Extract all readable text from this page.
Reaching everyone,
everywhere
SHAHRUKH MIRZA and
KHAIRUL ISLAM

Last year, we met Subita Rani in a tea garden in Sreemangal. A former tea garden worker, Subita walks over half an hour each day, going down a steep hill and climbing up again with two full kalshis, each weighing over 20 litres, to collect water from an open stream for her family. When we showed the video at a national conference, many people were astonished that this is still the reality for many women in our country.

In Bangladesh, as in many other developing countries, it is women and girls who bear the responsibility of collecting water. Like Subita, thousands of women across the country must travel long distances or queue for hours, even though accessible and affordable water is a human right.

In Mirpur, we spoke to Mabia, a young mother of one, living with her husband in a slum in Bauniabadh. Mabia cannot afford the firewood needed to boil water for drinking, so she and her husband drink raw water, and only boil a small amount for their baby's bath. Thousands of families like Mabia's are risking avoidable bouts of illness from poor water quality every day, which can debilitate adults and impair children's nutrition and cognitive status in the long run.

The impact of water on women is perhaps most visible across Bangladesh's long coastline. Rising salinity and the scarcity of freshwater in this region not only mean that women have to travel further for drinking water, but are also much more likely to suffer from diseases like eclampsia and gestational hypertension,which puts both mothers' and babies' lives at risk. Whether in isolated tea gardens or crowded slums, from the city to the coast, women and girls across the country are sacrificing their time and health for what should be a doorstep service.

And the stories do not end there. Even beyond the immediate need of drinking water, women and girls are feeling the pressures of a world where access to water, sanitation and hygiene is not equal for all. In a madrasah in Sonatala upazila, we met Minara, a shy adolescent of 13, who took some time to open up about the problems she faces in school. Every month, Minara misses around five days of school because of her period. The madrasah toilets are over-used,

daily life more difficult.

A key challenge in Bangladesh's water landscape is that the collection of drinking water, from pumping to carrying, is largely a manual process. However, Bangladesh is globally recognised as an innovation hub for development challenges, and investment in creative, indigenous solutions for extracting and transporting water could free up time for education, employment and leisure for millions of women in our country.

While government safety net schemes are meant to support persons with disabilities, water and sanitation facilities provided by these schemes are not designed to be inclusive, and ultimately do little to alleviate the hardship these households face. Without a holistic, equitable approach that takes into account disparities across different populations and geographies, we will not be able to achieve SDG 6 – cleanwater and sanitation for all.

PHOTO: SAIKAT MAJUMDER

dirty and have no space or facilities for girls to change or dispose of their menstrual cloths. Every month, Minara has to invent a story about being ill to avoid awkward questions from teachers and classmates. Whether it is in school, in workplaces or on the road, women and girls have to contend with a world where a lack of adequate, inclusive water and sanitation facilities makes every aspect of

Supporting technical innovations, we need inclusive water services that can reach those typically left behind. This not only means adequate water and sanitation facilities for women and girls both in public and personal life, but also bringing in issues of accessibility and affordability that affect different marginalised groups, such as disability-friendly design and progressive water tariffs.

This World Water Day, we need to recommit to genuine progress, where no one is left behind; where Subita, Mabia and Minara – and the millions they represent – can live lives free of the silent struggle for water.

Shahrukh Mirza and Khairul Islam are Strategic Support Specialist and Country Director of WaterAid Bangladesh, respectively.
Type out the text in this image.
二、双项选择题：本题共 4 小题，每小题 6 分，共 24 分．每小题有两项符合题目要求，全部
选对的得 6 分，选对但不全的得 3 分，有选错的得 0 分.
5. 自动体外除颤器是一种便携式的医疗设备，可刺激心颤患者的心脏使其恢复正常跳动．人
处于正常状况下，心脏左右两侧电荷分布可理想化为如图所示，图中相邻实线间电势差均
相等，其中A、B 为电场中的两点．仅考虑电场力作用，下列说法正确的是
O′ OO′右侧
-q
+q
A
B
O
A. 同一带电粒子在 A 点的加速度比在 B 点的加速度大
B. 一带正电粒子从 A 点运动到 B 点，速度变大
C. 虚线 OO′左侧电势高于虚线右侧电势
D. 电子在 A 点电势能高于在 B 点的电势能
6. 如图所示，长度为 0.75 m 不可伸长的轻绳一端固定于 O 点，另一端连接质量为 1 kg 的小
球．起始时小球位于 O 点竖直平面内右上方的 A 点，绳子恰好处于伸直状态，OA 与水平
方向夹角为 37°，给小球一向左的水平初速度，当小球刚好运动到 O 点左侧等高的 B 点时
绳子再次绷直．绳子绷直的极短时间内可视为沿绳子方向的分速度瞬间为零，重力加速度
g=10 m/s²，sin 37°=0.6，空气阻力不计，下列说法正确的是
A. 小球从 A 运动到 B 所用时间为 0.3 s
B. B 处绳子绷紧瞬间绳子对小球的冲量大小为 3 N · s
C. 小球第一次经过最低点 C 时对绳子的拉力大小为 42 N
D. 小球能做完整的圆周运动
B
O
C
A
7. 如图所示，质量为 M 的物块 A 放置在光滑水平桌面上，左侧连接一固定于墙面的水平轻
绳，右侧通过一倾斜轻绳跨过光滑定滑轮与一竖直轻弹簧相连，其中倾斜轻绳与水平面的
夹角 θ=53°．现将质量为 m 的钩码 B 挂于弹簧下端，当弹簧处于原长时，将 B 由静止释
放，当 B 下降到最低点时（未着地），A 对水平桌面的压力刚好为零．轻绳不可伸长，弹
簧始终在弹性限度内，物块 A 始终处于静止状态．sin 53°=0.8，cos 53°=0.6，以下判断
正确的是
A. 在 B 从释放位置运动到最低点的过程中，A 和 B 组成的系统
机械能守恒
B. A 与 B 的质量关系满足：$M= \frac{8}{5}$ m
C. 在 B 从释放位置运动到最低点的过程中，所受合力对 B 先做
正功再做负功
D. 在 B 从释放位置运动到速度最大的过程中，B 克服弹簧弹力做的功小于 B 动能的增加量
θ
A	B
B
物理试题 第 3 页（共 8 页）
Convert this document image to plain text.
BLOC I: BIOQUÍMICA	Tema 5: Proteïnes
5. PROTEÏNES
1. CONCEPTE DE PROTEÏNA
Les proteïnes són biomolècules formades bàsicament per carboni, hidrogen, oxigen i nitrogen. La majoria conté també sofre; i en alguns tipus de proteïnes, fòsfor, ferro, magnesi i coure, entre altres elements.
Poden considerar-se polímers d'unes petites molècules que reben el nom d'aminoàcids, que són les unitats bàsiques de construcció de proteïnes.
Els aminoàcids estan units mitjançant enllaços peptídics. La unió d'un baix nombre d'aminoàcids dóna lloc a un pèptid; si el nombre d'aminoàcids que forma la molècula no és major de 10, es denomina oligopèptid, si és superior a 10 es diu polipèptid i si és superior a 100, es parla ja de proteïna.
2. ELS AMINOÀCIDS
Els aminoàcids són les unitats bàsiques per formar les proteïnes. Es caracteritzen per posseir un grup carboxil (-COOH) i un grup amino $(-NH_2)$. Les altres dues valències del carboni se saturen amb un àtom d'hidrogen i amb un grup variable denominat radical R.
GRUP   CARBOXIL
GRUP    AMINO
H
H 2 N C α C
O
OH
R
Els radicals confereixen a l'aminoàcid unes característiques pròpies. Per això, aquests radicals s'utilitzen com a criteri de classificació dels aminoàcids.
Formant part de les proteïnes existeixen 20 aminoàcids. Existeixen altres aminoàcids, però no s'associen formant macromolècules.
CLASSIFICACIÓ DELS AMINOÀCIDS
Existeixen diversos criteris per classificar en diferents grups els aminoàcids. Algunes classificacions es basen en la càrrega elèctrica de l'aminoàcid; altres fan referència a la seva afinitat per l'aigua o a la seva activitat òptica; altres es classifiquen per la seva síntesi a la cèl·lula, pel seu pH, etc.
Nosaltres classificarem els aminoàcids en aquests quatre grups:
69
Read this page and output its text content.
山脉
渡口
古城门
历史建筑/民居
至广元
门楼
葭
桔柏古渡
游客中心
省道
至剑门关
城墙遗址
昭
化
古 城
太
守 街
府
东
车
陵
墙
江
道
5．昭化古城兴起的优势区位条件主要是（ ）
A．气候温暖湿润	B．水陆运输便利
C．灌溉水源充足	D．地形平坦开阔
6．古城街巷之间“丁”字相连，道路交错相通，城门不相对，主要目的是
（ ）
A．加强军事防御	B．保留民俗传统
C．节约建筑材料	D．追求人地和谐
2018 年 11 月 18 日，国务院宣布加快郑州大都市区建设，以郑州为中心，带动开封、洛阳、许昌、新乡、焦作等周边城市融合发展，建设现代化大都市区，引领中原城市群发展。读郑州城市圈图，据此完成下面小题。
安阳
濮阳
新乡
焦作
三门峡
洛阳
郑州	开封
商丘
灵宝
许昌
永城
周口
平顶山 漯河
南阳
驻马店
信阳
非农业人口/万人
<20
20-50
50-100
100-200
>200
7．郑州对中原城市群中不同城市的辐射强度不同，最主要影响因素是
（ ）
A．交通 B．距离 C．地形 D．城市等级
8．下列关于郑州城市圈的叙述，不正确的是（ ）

## Goal of the exercise
Give only the number of lines in the material above that hold the word "both".

## Written solution
2